Jackson's tenure in New York thus far has been long on Charley Rosen ghost written aphorisms and short on actual results but the Zen Master is laughing all the way to the bank; neither the Bulls nor the Lakers gave him the Kobe Bryant-lifetime achievement award contract but Dolan has done so. Jackson's ability as a coach to take a group of men and mold them into champions is undeniable but Jackson's ability to construct a championship roster from the ground up is unproven.
Charles Oakley once said of the post-Jackson/Jordan/Pippen Bulls, "They had a dynasty, now they have a coffee shop."
The Dallas Mavericks never had a dynasty, nor are they a "coffee shop" now but Mark Cuban's decision to break up the 2011 championship team did not turn out very well. Cuban is widely praised as an innovative owner. While he has clearly received a significant financial return on his investment in the Dallas Mavericks, under his direction the team has made some odd personnel decisions. In the wake of Dallas' lone championship, Cuban broke up the team's nucleus and the franchise has never been the same. A lot has been said about the supposed value of breaking up a team one year too early as opposed to one year too late but the great danger in messing with championship chemistry is that you might never find the right ingredients at the right time again.

|---|

* **To do**:
• A. According to the basketball passage, what is the great danger of breaking up a championship team? Answer in one to three sentences.
• B. Please pick up the basketball passage after its final sentence and carry it forward.

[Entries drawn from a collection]
|---|

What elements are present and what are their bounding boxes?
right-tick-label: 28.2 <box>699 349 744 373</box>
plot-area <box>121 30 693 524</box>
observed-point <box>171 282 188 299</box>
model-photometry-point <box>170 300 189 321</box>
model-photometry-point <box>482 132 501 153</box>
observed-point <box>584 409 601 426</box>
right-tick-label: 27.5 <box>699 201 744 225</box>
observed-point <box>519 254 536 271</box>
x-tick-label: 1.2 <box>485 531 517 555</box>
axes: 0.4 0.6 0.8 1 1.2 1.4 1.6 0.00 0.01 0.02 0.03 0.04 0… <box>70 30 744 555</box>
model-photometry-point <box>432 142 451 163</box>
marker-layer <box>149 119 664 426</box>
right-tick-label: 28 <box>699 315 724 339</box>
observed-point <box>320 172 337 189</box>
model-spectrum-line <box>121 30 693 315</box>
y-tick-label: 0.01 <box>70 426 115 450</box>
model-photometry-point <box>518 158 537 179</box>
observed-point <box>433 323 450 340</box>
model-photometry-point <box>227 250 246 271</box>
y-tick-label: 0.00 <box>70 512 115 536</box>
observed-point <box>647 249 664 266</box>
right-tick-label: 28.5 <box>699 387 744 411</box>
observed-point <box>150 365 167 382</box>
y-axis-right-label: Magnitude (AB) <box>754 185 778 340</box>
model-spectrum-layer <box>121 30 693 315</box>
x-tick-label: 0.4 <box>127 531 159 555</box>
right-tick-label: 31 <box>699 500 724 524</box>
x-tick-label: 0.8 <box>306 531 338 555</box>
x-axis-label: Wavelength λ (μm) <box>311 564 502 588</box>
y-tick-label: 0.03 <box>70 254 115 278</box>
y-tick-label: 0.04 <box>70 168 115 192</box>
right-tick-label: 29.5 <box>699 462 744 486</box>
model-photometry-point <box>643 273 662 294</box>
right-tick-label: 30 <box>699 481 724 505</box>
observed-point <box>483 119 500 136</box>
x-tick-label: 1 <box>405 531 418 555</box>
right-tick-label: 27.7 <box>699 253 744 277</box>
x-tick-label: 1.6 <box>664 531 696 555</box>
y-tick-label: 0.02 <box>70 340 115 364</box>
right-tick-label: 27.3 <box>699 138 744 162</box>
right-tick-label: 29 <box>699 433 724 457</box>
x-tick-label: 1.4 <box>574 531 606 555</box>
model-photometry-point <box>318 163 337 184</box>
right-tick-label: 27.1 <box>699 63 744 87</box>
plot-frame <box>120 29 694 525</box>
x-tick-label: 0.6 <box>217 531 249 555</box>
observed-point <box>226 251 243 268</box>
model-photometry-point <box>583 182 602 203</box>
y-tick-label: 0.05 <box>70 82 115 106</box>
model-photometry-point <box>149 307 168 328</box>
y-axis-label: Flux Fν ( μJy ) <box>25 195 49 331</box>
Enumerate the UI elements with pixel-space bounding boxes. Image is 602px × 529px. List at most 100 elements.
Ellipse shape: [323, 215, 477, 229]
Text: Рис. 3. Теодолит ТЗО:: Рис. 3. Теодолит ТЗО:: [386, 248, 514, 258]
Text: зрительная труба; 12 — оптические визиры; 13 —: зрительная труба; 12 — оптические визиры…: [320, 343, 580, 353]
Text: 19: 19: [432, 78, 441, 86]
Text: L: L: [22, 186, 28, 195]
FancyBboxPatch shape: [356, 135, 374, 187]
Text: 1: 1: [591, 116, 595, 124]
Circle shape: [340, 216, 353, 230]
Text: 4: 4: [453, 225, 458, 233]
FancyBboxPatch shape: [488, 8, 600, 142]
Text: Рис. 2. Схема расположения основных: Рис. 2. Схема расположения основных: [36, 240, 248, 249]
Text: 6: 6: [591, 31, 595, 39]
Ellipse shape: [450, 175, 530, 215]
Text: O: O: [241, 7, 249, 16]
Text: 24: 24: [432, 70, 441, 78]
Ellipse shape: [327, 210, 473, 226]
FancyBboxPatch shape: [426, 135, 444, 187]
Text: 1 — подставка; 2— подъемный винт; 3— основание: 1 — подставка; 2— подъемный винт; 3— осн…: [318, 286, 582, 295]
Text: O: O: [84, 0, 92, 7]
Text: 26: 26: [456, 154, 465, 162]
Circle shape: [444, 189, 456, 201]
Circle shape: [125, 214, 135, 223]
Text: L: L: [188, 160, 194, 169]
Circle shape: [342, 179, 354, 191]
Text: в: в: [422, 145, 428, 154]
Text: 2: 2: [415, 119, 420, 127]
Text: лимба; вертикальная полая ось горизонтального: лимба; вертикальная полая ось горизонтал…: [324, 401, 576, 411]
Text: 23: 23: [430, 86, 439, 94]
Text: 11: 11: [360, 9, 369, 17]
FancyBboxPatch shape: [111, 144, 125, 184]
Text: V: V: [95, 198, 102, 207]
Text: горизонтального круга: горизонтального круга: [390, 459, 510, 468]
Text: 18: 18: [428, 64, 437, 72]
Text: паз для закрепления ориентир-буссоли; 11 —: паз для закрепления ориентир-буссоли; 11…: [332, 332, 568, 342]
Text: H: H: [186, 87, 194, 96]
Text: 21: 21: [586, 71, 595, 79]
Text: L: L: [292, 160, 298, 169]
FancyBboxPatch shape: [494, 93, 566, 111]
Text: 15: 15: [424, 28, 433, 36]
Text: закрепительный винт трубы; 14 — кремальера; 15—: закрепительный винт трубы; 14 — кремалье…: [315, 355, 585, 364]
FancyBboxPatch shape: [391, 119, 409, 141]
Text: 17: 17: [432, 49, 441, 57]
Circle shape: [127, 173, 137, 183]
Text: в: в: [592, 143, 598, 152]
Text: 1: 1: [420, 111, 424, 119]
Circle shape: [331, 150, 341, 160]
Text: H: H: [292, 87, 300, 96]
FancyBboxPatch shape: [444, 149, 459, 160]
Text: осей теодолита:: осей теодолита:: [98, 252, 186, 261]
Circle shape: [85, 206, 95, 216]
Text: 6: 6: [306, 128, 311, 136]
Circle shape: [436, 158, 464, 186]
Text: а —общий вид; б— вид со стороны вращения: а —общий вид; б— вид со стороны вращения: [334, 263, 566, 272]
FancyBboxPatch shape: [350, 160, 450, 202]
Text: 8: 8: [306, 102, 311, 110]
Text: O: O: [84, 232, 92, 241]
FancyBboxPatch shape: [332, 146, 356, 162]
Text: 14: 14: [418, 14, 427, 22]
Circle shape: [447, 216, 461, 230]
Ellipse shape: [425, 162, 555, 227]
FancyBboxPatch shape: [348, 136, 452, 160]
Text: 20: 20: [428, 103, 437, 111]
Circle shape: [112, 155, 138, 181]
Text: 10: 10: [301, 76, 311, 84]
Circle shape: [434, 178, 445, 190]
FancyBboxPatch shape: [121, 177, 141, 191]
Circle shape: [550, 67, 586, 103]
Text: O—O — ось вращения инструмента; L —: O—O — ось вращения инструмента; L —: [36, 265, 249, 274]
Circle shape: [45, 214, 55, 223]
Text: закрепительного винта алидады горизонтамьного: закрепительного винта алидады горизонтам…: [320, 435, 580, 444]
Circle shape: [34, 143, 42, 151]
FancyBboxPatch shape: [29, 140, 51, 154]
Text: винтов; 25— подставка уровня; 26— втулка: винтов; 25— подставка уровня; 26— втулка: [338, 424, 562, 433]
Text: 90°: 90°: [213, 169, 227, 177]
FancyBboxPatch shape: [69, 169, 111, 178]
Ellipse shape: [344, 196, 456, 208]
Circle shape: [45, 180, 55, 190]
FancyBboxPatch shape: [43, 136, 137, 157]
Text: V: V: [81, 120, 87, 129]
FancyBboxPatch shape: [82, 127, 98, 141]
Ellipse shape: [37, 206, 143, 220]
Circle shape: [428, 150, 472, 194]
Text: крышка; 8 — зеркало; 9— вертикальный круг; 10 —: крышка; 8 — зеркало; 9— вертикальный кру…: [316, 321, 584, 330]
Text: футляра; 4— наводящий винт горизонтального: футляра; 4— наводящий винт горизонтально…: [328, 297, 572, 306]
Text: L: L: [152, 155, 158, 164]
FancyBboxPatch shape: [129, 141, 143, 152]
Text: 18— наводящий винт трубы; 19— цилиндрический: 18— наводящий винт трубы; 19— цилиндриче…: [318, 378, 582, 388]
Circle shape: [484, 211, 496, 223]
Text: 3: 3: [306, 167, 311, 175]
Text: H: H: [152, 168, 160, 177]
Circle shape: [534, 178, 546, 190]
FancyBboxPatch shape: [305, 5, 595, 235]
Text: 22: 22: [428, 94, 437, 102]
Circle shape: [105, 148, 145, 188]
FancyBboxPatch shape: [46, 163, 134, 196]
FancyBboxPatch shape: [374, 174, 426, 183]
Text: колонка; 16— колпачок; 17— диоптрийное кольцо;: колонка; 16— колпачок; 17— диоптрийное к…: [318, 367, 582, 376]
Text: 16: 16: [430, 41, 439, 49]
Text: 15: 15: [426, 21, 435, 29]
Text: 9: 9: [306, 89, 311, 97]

|---|

* **Answers to the tasks**:
• A. The great danger is that a team that tampers with its championship chemistry might never again find the right ingredients at the right time. The passage points to Dallas: after Cuban broke up the nucleus of the 2011 title team, the franchise was never the same.

• B.
Would the Mavericks have definitely repeated as champions if he had kept the roster intact? That is the wrong question. The right question is, "Did the Mavericks have a better chance to win a championship by sticking with proven winners or by trying to get younger with an eye toward landing a big-name free agent?" Free agents are not flocking to Dallas. Cuban would have been better served standing pat to make a run at the 2012 title. If the Mavericks fell short, then if Cuban so desired he could have broken up the team after the 2012 season and the Mavericks would not be any worse off than they are now--but at least they would have taken their best shot at capturing a second title.
The Mavericks have faced the San Antonio Spurs six times in the playoffs, with the Spurs winning four of those series. On two occasions, the Spurs went on to take the NBA championship after eliminating the Mavericks. Tim Duncan played a key role in that rivalry and his retirement merits its own special article.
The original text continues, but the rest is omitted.